Accelerare la roadmap dell’Agenda digitale. Spingere sulle reti Ngn. Favorire la cooperazione della “filiera” Ict affinché si possa davvero fare sistema. E mettere mano a riforme importanti, come quella del lavoro, per offrire concrete opportunità di occupazione ai talenti digitali ma anche per consentire alle aziende di focalizzare l’attenzione su attività di ricerca e innovazione e quindi di crearsi maggiori chance di crescita futura. Queste le richieste messe nero su bianco sul nostro giornale a inizio 2013 dai presidenti delle maggiori associazioni Ict e i numeri uno delle principali aziende del comparto.
Da Enrico Letta a Matteo Renzi, le priorità non cambiano, anzi si guarda al nuovo premier come a una figura che possa imprimere una svolta, non foss’altro per l’attenzione al tema dell’Agenda digitale e dell’innovazione mostrato nel corso dei mesi.

__Dati forniti__.

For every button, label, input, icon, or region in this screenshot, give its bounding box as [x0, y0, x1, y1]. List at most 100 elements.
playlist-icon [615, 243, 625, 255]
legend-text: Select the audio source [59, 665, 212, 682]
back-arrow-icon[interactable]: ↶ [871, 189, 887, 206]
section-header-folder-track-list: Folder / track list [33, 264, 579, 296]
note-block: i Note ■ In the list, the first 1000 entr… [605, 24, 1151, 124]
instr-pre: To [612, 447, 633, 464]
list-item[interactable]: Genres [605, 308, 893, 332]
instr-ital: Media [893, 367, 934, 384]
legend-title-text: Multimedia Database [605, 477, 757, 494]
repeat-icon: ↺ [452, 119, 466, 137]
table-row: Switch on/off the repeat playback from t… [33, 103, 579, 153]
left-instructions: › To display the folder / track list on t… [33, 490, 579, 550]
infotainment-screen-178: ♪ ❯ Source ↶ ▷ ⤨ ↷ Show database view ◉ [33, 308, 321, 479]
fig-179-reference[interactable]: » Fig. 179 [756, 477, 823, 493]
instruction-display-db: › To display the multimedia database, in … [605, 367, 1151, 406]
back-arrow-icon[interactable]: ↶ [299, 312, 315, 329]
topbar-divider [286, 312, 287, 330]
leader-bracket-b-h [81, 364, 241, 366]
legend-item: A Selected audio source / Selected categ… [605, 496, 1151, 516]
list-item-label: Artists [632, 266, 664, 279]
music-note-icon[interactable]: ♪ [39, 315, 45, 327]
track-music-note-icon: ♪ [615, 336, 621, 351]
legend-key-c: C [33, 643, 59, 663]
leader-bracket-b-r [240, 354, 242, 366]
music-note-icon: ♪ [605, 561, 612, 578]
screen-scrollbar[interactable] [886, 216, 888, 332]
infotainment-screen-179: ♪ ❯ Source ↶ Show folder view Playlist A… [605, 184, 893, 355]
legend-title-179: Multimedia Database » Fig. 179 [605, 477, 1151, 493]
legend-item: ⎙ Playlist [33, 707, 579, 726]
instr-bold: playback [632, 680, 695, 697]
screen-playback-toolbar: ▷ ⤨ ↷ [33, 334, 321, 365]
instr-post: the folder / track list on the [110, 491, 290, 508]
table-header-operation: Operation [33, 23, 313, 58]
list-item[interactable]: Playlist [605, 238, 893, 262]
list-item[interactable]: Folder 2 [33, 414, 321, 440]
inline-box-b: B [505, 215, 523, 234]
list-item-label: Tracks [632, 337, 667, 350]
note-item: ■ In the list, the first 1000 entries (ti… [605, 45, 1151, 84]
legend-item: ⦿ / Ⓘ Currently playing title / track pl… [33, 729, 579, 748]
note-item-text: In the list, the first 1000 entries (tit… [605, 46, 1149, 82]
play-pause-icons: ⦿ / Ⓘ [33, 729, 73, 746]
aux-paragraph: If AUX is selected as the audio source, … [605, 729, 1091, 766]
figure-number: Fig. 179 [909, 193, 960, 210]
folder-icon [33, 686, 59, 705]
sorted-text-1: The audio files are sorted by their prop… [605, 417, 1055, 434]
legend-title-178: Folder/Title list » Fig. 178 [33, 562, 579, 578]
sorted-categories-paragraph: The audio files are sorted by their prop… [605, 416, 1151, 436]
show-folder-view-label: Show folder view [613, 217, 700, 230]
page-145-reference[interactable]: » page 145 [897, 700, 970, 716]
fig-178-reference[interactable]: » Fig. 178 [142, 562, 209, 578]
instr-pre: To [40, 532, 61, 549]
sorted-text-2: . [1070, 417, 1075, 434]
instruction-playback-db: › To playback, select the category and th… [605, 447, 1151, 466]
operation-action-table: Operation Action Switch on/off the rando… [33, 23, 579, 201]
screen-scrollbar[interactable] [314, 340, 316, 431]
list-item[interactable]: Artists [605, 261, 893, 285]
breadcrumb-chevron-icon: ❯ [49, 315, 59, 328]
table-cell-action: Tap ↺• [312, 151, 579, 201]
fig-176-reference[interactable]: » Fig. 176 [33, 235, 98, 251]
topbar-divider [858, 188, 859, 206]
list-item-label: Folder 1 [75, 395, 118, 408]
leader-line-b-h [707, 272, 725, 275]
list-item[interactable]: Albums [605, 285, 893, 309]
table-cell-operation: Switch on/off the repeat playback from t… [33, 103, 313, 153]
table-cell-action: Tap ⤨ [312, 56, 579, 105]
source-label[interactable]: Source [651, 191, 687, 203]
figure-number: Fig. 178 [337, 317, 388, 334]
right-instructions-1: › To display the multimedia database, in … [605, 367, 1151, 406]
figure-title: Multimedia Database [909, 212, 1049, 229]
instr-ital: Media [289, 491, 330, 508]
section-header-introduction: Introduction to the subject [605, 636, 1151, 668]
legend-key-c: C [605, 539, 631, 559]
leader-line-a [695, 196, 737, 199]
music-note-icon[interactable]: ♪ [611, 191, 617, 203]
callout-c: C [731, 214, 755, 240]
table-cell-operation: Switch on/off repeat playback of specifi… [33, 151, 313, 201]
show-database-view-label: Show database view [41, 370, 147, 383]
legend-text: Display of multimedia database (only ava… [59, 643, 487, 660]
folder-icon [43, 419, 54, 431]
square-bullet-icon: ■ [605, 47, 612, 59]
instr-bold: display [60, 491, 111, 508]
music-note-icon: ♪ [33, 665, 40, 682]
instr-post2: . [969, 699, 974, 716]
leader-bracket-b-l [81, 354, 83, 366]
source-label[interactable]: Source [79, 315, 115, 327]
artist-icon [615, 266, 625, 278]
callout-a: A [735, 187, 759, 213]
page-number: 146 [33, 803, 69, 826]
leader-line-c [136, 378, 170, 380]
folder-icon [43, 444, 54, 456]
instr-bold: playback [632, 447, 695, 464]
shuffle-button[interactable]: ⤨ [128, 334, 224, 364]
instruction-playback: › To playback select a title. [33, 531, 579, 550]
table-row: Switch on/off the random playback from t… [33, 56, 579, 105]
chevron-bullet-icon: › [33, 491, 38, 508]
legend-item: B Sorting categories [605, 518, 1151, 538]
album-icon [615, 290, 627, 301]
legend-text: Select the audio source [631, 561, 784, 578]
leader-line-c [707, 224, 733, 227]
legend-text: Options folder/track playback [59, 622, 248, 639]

__Cosa fare__.
1. Elenca tutte le richieste che, secondo il testo di partenza, presidenti delle associazioni Ict e vertici delle aziende del comparto hanno messo nero su bianco a inizio 2013.
2. Per favore, riassumi il testo di partenza in due frasi.
3. Secondo il testo di partenza, a quale tema il nuovo premier ha mostrato attenzione nel corso dei mesi?
Le voci non servono per svolgere questo lavoro.

__Risultati__.
1.
- Accelerare la roadmap dell'Agenda digitale
- Spingere sulle reti Ngn
- Favorire la cooperazione della "filiera" Ict affinché si possa davvero fare sistema
- Mettere mano a riforme importanti, come quella del lavoro

2. A inizio 2013 i presidenti delle maggiori associazioni Ict e i vertici delle principali aziende del settore hanno chiesto di accelerare l'Agenda digitale, puntare sulle reti Ngn, favorire la cooperazione della filiera e fare riforme come quella del lavoro. Da Letta a Renzi queste priorità restano le stesse, e dal nuovo premier ci si aspetta una svolta per l'attenzione mostrata all'Agenda digitale e all'innovazione.

3. Al tema dell'Agenda digitale e dell'innovazione.